Every entry must be echoed exactly.

(Extracted data entries)
┄┄┄┄┄┄┄┄┄┄

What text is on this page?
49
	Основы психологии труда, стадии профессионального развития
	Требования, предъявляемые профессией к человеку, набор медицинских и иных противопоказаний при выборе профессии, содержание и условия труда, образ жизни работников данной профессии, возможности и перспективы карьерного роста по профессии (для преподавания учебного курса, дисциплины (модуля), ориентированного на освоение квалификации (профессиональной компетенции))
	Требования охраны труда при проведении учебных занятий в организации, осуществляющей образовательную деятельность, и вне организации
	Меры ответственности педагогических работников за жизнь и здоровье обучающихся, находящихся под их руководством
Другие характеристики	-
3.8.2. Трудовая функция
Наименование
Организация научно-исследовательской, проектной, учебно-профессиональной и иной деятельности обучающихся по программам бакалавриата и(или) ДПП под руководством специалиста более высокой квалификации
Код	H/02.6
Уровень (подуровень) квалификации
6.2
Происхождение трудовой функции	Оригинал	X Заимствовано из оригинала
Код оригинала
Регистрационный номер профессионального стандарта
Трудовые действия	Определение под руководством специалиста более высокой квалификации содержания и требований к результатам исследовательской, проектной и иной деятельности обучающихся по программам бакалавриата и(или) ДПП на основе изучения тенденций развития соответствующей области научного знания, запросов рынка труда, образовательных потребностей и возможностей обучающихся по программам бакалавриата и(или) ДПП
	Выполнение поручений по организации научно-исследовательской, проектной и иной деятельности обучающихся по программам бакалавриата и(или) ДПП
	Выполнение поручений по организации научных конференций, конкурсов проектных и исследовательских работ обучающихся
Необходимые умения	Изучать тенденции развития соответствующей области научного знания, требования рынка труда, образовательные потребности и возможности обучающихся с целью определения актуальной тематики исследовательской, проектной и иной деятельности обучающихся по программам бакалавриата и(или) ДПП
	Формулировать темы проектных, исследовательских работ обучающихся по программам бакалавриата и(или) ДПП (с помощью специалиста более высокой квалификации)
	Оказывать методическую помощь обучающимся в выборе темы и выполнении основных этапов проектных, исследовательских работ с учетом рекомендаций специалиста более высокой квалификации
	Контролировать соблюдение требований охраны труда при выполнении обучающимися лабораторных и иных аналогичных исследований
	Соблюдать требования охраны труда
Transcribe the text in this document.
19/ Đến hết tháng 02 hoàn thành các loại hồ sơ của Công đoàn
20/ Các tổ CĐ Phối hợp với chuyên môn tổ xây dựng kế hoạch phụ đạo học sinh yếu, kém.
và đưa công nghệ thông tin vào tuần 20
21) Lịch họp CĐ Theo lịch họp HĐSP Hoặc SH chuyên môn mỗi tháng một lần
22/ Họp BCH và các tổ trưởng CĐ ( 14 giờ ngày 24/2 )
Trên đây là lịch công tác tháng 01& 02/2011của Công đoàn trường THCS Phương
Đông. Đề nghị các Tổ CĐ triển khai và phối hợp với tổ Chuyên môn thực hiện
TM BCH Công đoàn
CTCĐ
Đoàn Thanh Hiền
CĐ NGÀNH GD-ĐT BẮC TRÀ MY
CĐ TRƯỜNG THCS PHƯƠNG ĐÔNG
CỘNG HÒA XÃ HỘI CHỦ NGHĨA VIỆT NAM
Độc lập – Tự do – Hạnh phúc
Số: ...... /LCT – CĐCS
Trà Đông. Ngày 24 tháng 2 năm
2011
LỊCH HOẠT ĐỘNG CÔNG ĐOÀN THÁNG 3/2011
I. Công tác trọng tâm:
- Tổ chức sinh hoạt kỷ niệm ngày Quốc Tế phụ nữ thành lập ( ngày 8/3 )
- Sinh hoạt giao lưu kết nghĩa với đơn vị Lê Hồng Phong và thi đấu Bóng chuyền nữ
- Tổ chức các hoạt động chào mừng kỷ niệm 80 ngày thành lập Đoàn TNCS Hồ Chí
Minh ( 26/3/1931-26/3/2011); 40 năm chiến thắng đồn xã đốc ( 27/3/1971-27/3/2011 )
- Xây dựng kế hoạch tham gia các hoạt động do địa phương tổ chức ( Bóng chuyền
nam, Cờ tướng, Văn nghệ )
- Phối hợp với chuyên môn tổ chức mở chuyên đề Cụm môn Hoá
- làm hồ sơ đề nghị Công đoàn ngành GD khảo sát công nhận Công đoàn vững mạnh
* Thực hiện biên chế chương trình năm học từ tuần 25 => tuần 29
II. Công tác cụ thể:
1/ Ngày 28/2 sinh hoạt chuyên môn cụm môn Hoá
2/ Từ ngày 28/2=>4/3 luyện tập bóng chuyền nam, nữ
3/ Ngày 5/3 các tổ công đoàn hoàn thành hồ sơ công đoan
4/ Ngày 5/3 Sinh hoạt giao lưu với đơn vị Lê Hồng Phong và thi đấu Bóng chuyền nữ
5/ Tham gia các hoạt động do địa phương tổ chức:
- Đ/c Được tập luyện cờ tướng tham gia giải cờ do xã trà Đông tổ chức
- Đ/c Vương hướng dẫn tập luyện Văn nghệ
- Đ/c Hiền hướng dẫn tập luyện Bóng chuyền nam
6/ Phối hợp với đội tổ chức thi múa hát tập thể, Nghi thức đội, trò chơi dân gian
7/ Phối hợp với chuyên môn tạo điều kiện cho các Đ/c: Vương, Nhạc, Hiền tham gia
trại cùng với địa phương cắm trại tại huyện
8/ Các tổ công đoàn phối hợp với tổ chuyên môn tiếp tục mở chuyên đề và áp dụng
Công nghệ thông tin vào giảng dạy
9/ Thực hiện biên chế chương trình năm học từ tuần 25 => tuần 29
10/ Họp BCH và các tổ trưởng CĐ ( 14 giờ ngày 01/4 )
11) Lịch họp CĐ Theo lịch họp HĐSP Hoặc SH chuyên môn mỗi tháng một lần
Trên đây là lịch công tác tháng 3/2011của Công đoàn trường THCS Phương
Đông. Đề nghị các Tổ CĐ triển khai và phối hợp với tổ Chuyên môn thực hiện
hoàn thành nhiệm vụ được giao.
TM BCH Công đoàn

┄┄┄┄┄┄┄┄┄┄

* _FINISHED ANSWER_
What text is on this page?
49
	Основы психологии труда, стадии профессионального развития
	Требования, предъявляемые профессией к человеку, набор медицинских и иных противопоказаний при выборе профессии, содержание и условия труда, образ жизни работников данной профессии, возможности и перспективы карьерного роста по профессии (для преподавания учебного курса, дисциплины (модуля), ориентированного на освоение квалификации (профессиональной компетенции))
	Требования охраны труда при проведении учебных занятий в организации, осуществляющей образовательную деятельность, и вне организации
	Меры ответственности педагогических работников за жизнь и здоровье обучающихся, находящихся под их руководством
Другие характеристики	-
3.8.2. Трудовая функция
Наименование
Организация научно-исследовательской, проектной, учебно-профессиональной и иной деятельности обучающихся по программам бакалавриата и(или) ДПП под руководством специалиста более высокой квалификации
Код	H/02.6
Уровень (подуровень) квалификации
6.2
Происхождение трудовой функции	Оригинал	X Заимствовано из оригинала
Код оригинала
Регистрационный номер профессионального стандарта
Трудовые действия	Определение под руководством специалиста более высокой квалификации содержания и требований к результатам исследовательской, проектной и иной деятельности обучающихся по программам бакалавриата и(или) ДПП на основе изучения тенденций развития соответствующей области научного знания, запросов рынка труда, образовательных потребностей и возможностей обучающихся по программам бакалавриата и(или) ДПП
	Выполнение поручений по организации научно-исследовательской, проектной и иной деятельности обучающихся по программам бакалавриата и(или) ДПП
	Выполнение поручений по организации научных конференций, конкурсов проектных и исследовательских работ обучающихся
Необходимые умения	Изучать тенденции развития соответствующей области научного знания, требования рынка труда, образовательные потребности и возможности обучающихся с целью определения актуальной тематики исследовательской, проектной и иной деятельности обучающихся по программам бакалавриата и(или) ДПП
	Формулировать темы проектных, исследовательских работ обучающихся по программам бакалавриата и(или) ДПП (с помощью специалиста более высокой квалификации)
	Оказывать методическую помощь обучающимся в выборе темы и выполнении основных этапов проектных, исследовательских работ с учетом рекомендаций специалиста более высокой квалификации
	Контролировать соблюдение требований охраны труда при выполнении обучающимися лабораторных и иных аналогичных исследований
	Соблюдать требования охраны труда
Transcribe the text in this document.
19/ Đến hết tháng 02 hoàn thành các loại hồ sơ của Công đoàn
20/ Các tổ CĐ Phối hợp với chuyên môn tổ xây dựng kế hoạch phụ đạo học sinh yếu, kém.
và đưa công nghệ thông tin vào tuần 20
21) Lịch họp CĐ Theo lịch họp HĐSP Hoặc SH chuyên môn mỗi tháng một lần
22/ Họp BCH và các tổ trưởng CĐ ( 14 giờ ngày 24/2 )
Trên đây là lịch công tác tháng 01& 02/2011của Công đoàn trường THCS Phương
Đông. Đề nghị các Tổ CĐ triển khai và phối hợp với tổ Chuyên môn thực hiện
TM BCH Công đoàn
CTCĐ
Đoàn Thanh Hiền
CĐ NGÀNH GD-ĐT BẮC TRÀ MY
CĐ TRƯỜNG THCS PHƯƠNG ĐÔNG
CỘNG HÒA XÃ HỘI CHỦ NGHĨA VIỆT NAM
Độc lập – Tự do – Hạnh phúc
Số: ...... /LCT – CĐCS
Trà Đông. Ngày 24 tháng 2 năm
2011
LỊCH HOẠT ĐỘNG CÔNG ĐOÀN THÁNG 3/2011
I. Công tác trọng tâm:
- Tổ chức sinh hoạt kỷ niệm ngày Quốc Tế phụ nữ thành lập ( ngày 8/3 )
- Sinh hoạt giao lưu kết nghĩa với đơn vị Lê Hồng Phong và thi đấu Bóng chuyền nữ
- Tổ chức các hoạt động chào mừng kỷ niệm 80 ngày thành lập Đoàn TNCS Hồ Chí
Minh ( 26/3/1931-26/3/2011); 40 năm chiến thắng đồn xã đốc ( 27/3/1971-27/3/2011 )
- Xây dựng kế hoạch tham gia các hoạt động do địa phương tổ chức ( Bóng chuyền
nam, Cờ tướng, Văn nghệ )
- Phối hợp với chuyên môn tổ chức mở chuyên đề Cụm môn Hoá
- làm hồ sơ đề nghị Công đoàn ngành GD khảo sát công nhận Công đoàn vững mạnh
* Thực hiện biên chế chương trình năm học từ tuần 25 => tuần 29
II. Công tác cụ thể:
1/ Ngày 28/2 sinh hoạt chuyên môn cụm môn Hoá
2/ Từ ngày 28/2=>4/3 luyện tập bóng chuyền nam, nữ
3/ Ngày 5/3 các tổ công đoàn hoàn thành hồ sơ công đoan
4/ Ngày 5/3 Sinh hoạt giao lưu với đơn vị Lê Hồng Phong và thi đấu Bóng chuyền nữ
5/ Tham gia các hoạt động do địa phương tổ chức:
- Đ/c Được tập luyện cờ tướng tham gia giải cờ do xã trà Đông tổ chức
- Đ/c Vương hướng dẫn tập luyện Văn nghệ
- Đ/c Hiền hướng dẫn tập luyện Bóng chuyền nam
6/ Phối hợp với đội tổ chức thi múa hát tập thể, Nghi thức đội, trò chơi dân gian
7/ Phối hợp với chuyên môn tạo điều kiện cho các Đ/c: Vương, Nhạc, Hiền tham gia
trại cùng với địa phương cắm trại tại huyện
8/ Các tổ công đoàn phối hợp với tổ chuyên môn tiếp tục mở chuyên đề và áp dụng
Công nghệ thông tin vào giảng dạy
9/ Thực hiện biên chế chương trình năm học từ tuần 25 => tuần 29
10/ Họp BCH và các tổ trưởng CĐ ( 14 giờ ngày 01/4 )
11) Lịch họp CĐ Theo lịch họp HĐSP Hoặc SH chuyên môn mỗi tháng một lần
Trên đây là lịch công tác tháng 3/2011của Công đoàn trường THCS Phương
Đông. Đề nghị các Tổ CĐ triển khai và phối hợp với tổ Chuyên môn thực hiện
hoàn thành nhiệm vụ được giao.
TM BCH Công đoàn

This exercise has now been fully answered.